====== Excerpted records
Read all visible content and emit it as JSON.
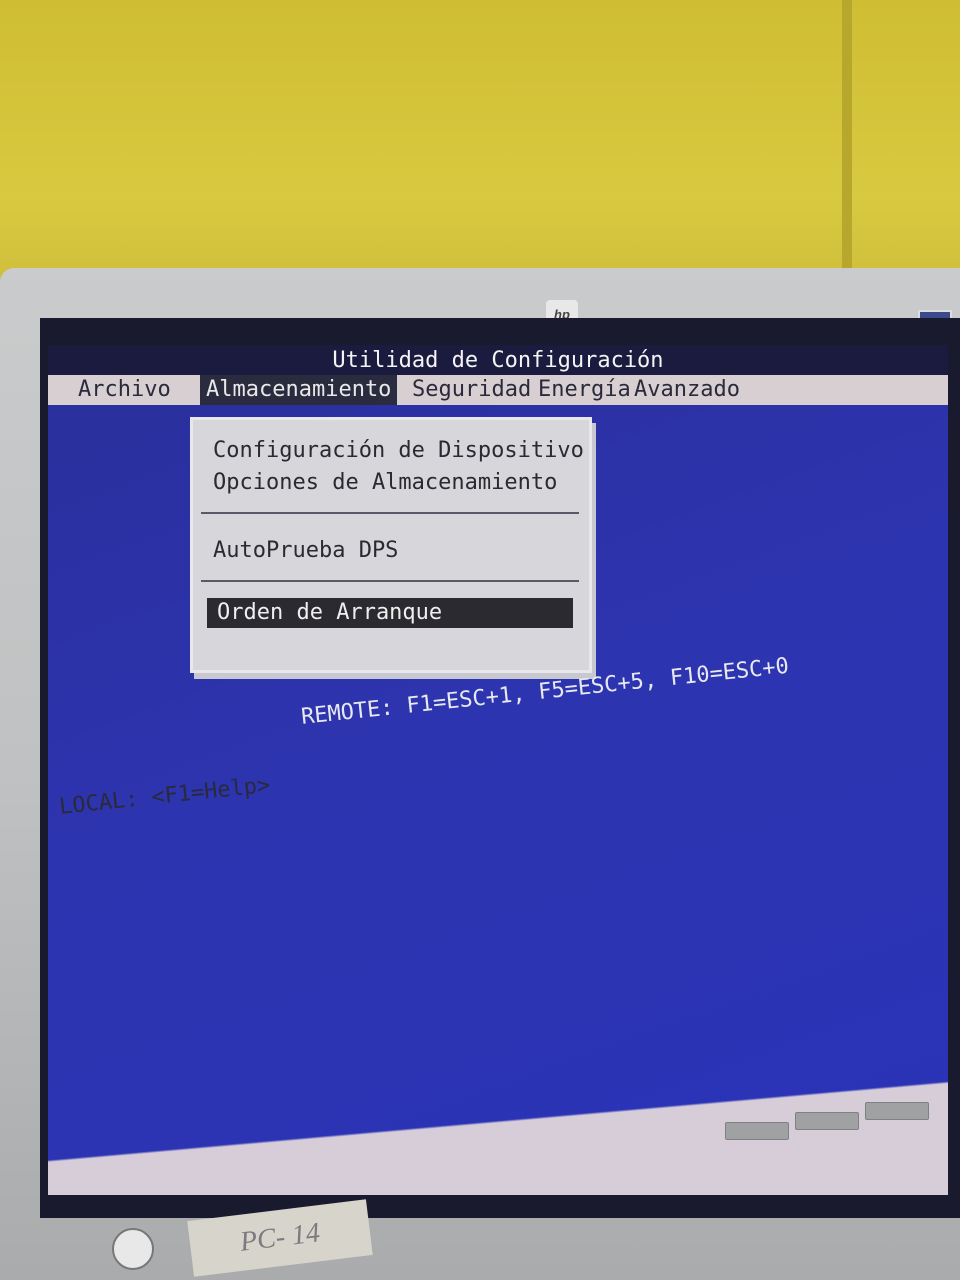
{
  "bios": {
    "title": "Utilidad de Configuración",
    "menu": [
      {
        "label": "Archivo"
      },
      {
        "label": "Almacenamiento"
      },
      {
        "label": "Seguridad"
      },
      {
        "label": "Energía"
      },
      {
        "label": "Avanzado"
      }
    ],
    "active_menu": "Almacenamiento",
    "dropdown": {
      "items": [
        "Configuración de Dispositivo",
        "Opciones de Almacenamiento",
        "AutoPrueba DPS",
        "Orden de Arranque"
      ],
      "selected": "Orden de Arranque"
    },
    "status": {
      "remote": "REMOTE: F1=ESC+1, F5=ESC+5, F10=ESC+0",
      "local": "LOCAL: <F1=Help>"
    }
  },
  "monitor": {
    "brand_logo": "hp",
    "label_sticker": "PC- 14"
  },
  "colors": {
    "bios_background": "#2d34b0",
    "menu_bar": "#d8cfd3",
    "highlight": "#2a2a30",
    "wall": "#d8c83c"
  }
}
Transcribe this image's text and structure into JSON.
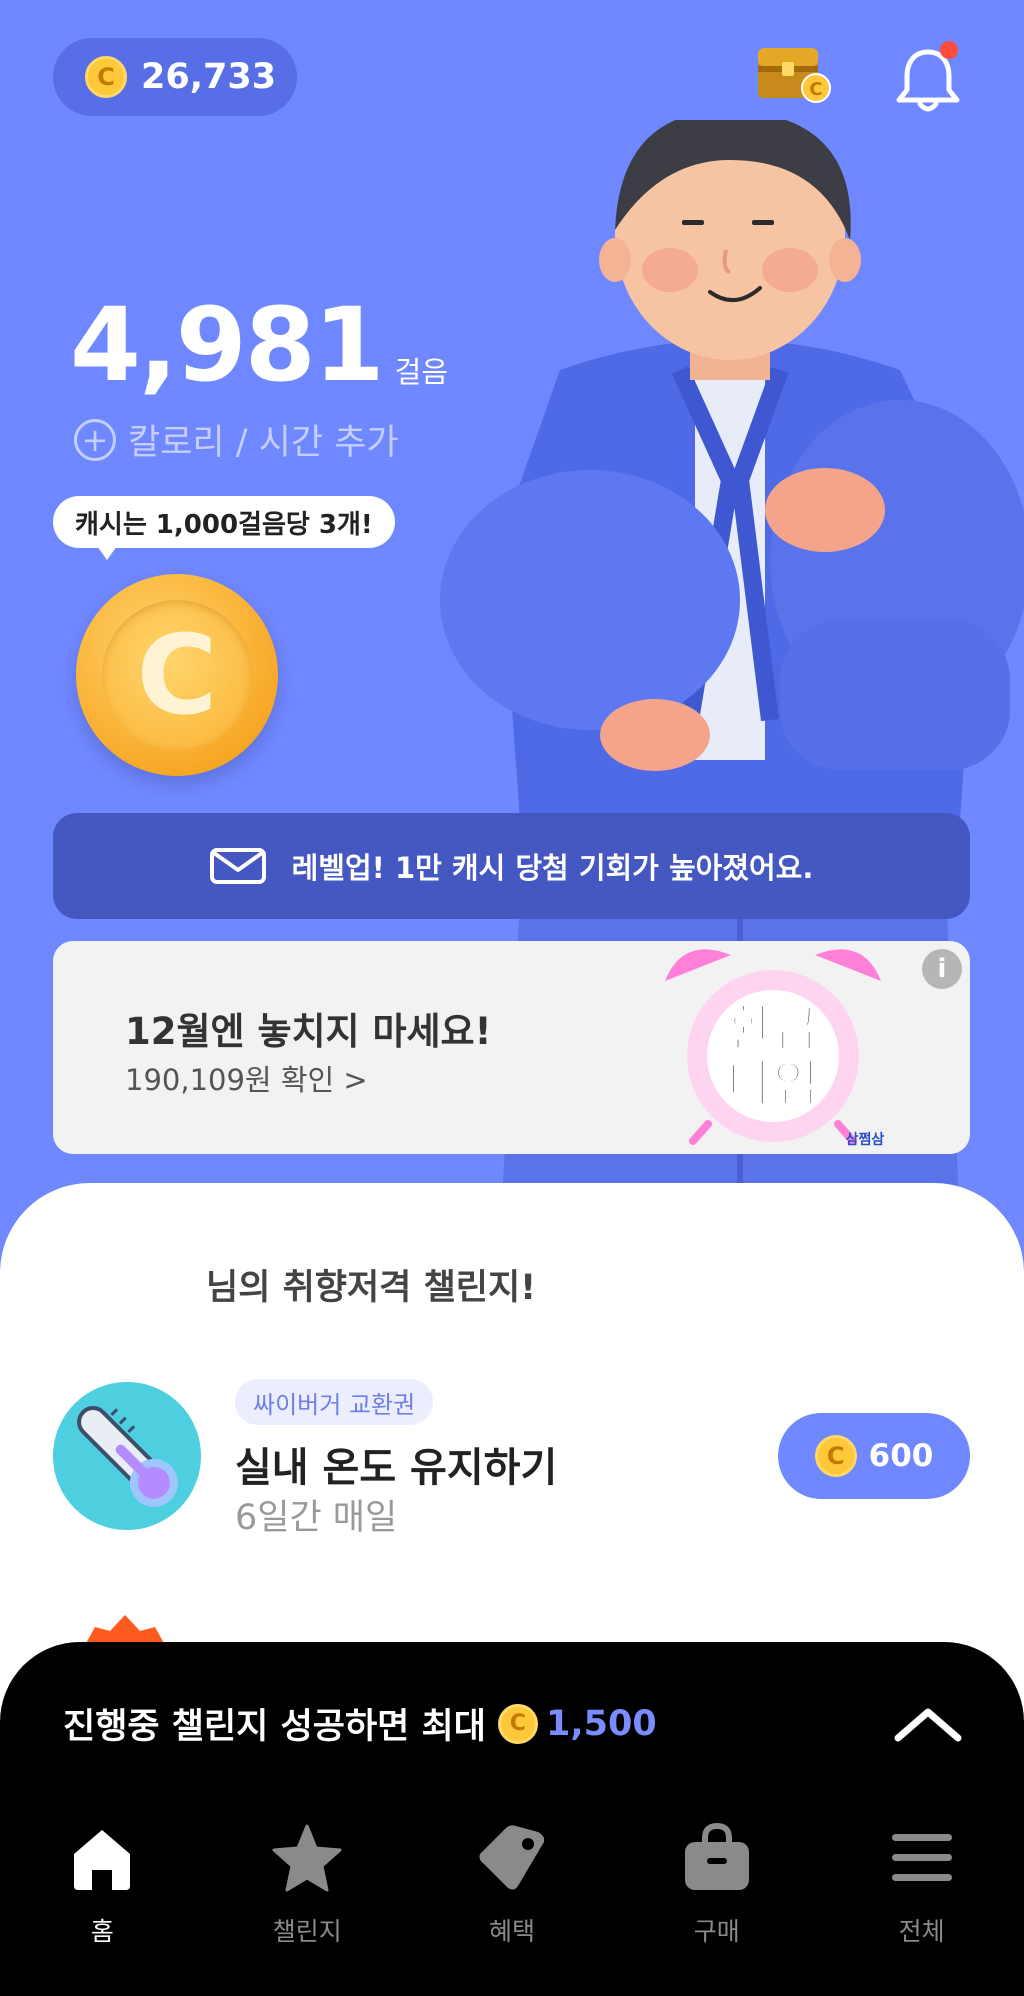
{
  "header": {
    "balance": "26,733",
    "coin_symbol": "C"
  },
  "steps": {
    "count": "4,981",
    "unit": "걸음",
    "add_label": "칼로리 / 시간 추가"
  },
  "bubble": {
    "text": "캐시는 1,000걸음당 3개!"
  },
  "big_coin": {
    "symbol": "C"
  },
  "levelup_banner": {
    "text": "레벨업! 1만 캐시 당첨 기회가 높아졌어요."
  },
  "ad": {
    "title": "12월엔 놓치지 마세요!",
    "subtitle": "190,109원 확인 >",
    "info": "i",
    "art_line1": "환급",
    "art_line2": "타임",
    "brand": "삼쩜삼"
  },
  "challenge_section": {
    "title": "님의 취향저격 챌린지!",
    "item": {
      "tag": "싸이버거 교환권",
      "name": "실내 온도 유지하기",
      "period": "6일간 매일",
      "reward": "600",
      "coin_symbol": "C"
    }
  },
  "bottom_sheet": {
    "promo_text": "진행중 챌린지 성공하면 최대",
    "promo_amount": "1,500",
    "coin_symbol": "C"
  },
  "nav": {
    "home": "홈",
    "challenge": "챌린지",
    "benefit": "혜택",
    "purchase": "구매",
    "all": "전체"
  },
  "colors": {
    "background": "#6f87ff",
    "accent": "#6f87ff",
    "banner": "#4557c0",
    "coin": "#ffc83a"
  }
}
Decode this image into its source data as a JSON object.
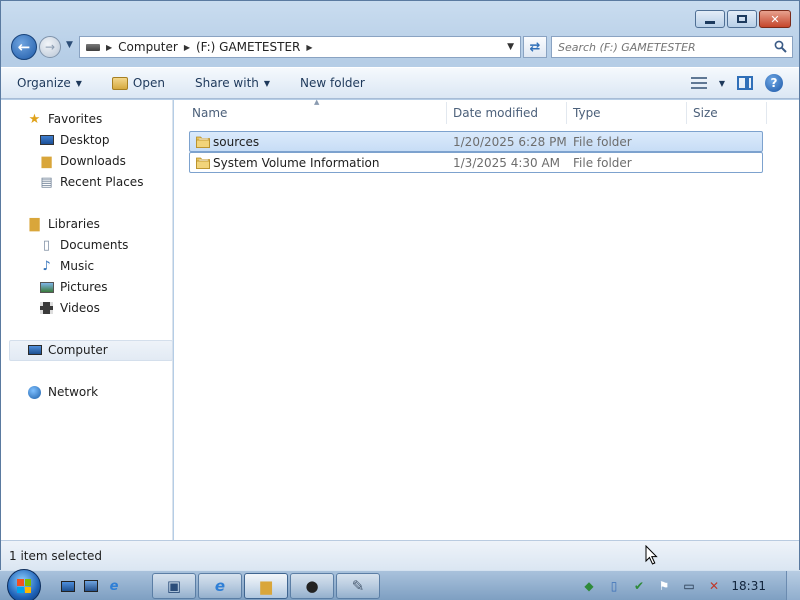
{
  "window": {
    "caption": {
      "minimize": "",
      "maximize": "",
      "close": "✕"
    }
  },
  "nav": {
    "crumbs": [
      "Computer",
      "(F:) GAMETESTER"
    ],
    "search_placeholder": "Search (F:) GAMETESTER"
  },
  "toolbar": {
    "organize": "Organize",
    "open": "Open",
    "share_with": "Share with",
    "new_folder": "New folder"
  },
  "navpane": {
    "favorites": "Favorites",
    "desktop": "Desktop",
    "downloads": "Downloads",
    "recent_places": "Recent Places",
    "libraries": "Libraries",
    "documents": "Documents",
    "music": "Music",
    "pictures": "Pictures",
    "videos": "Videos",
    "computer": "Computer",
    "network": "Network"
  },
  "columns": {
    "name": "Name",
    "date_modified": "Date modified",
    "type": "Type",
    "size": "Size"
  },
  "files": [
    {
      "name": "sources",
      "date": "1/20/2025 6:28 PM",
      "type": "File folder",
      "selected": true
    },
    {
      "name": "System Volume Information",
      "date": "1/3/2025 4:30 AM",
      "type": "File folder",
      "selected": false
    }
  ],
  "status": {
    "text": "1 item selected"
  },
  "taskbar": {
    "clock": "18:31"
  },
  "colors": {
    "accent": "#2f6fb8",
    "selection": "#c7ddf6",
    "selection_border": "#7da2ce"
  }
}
============
* **Task brief**:
Give every record back exactly as it reads, with no images.

* **In response**:
Read all visible content and emit it as JSON.
{
  "bios": {
    "title": "Utilidad de Configuración",
    "menu": [
      {
        "label": "Archivo"
      },
      {
        "label": "Almacenamiento"
      },
      {
        "label": "Seguridad"
      },
      {
        "label": "Energía"
      },
      {
        "label": "Avanzado"
      }
    ],
    "active_menu": "Almacenamiento",
    "dropdown": {
      "items": [
        "Configuración de Dispositivo",
        "Opciones de Almacenamiento",
        "AutoPrueba DPS",
        "Orden de Arranque"
      ],
      "selected": "Orden de Arranque"
    },
    "status": {
      "remote": "REMOTE: F1=ESC+1, F5=ESC+5, F10=ESC+0",
      "local": "LOCAL: <F1=Help>"
    }
  },
  "monitor": {
    "brand_logo": "hp",
    "label_sticker": "PC- 14"
  },
  "colors": {
    "bios_background": "#2d34b0",
    "menu_bar": "#d8cfd3",
    "highlight": "#2a2a30",
    "wall": "#d8c83c"
  }
}
Transcribe this image's text and structure into JSON.
{
  "header": {
    "balance": "26,733",
    "coin_symbol": "C"
  },
  "steps": {
    "count": "4,981",
    "unit": "걸음",
    "add_label": "칼로리 / 시간 추가"
  },
  "bubble": {
    "text": "캐시는 1,000걸음당 3개!"
  },
  "big_coin": {
    "symbol": "C"
  },
  "levelup_banner": {
    "text": "레벨업! 1만 캐시 당첨 기회가 높아졌어요."
  },
  "ad": {
    "title": "12월엔 놓치지 마세요!",
    "subtitle": "190,109원 확인 >",
    "info": "i",
    "art_line1": "환급",
    "art_line2": "타임",
    "brand": "삼쩜삼"
  },
  "challenge_section": {
    "title": "님의 취향저격 챌린지!",
    "item": {
      "tag": "싸이버거 교환권",
      "name": "실내 온도 유지하기",
      "period": "6일간 매일",
      "reward": "600",
      "coin_symbol": "C"
    }
  },
  "bottom_sheet": {
    "promo_text": "진행중 챌린지 성공하면 최대",
    "promo_amount": "1,500",
    "coin_symbol": "C"
  },
  "nav": {
    "home": "홈",
    "challenge": "챌린지",
    "benefit": "혜택",
    "purchase": "구매",
    "all": "전체"
  },
  "colors": {
    "background": "#6f87ff",
    "accent": "#6f87ff",
    "banner": "#4557c0",
    "coin": "#ffc83a"
  }
}
Decode this image into its source data as a JSON object.
{
  "window": {
    "caption": {
      "minimize": "",
      "maximize": "",
      "close": "✕"
    }
  },
  "nav": {
    "crumbs": [
      "Computer",
      "(F:) GAMETESTER"
    ],
    "search_placeholder": "Search (F:) GAMETESTER"
  },
  "toolbar": {
    "organize": "Organize",
    "open": "Open",
    "share_with": "Share with",
    "new_folder": "New folder"
  },
  "navpane": {
    "favorites": "Favorites",
    "desktop": "Desktop",
    "downloads": "Downloads",
    "recent_places": "Recent Places",
    "libraries": "Libraries",
    "documents": "Documents",
    "music": "Music",
    "pictures": "Pictures",
    "videos": "Videos",
    "computer": "Computer",
    "network": "Network"
  },
  "columns": {
    "name": "Name",
    "date_modified": "Date modified",
    "type": "Type",
    "size": "Size"
  },
  "files": [
    {
      "name": "sources",
      "date": "1/20/2025 6:28 PM",
      "type": "File folder",
      "selected": true
    },
    {
      "name": "System Volume Information",
      "date": "1/3/2025 4:30 AM",
      "type": "File folder",
      "selected": false
    }
  ],
  "status": {
    "text": "1 item selected"
  },
  "taskbar": {
    "clock": "18:31"
  },
  "colors": {
    "accent": "#2f6fb8",
    "selection": "#c7ddf6",
    "selection_border": "#7da2ce"
  }
}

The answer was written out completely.